Copy the rows below word for word, starting at the line that has "Decompose this screenshot" and stopping after the line that has "condition-key-value: Post Comment". Leave out the pictures.

──────── DATA TO PROCESS

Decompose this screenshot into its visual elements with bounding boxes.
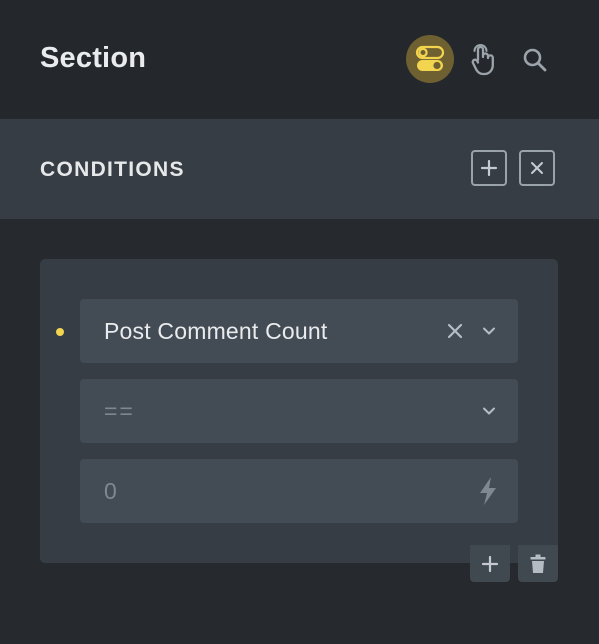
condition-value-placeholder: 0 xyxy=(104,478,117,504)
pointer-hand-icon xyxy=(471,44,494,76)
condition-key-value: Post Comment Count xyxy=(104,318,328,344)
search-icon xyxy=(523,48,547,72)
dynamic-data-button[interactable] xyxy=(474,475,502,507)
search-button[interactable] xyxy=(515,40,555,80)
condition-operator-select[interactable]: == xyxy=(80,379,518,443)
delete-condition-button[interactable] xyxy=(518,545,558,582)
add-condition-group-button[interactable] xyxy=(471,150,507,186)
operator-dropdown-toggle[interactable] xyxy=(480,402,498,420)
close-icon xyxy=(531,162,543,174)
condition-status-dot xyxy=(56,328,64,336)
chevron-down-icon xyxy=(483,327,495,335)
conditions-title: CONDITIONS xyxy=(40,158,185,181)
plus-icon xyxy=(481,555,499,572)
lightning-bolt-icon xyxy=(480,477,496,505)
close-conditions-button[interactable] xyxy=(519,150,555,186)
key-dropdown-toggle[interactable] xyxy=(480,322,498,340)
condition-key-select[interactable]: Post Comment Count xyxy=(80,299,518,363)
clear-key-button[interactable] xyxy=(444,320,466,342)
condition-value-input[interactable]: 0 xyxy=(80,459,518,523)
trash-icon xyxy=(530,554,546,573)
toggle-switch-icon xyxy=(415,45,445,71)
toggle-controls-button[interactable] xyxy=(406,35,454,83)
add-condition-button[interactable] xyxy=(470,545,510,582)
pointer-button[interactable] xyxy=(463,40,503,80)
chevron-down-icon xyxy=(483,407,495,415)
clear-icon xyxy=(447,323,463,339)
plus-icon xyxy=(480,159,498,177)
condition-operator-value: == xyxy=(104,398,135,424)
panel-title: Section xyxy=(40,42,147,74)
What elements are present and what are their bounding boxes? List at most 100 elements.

────────────────
──────── DATA TO PROCESS

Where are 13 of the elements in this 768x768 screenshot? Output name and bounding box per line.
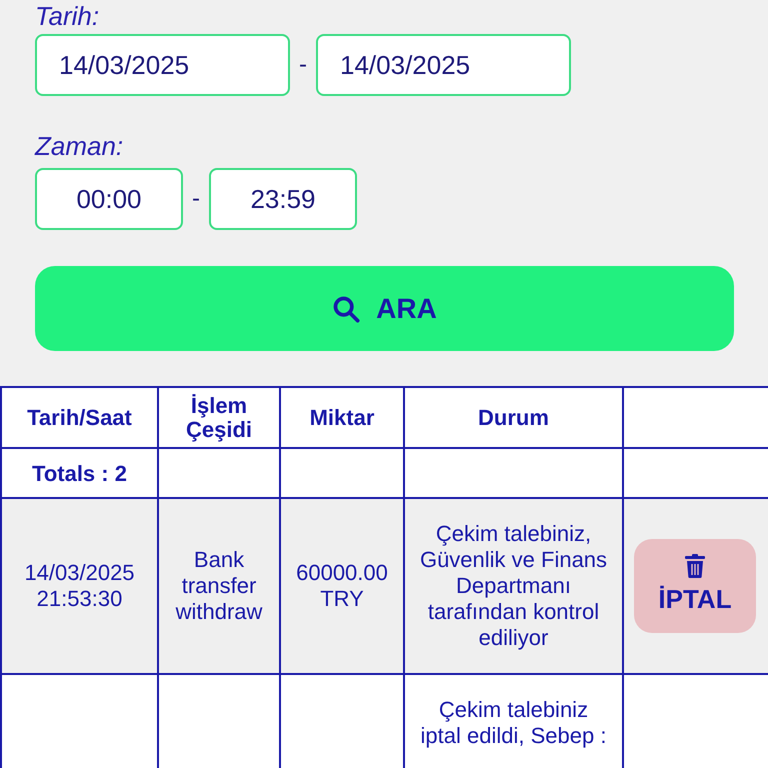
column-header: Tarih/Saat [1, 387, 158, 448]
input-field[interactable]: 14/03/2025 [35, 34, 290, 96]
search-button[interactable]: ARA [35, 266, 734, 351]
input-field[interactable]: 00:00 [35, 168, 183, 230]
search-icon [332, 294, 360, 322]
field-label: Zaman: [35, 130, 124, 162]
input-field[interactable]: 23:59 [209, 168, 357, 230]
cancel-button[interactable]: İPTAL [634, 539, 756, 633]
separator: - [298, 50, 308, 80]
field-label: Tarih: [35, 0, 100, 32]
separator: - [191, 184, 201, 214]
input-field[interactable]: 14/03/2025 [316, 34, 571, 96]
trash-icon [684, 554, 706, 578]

────────────────

» **THE COMPLETED TASK**
Decompose this screenshot into its visual elements with bounding boxes.
condition-value-placeholder: 0 xyxy=(104,478,117,504)
pointer-hand-icon xyxy=(471,44,494,76)
condition-key-value: Post Comment Count xyxy=(104,318,328,344)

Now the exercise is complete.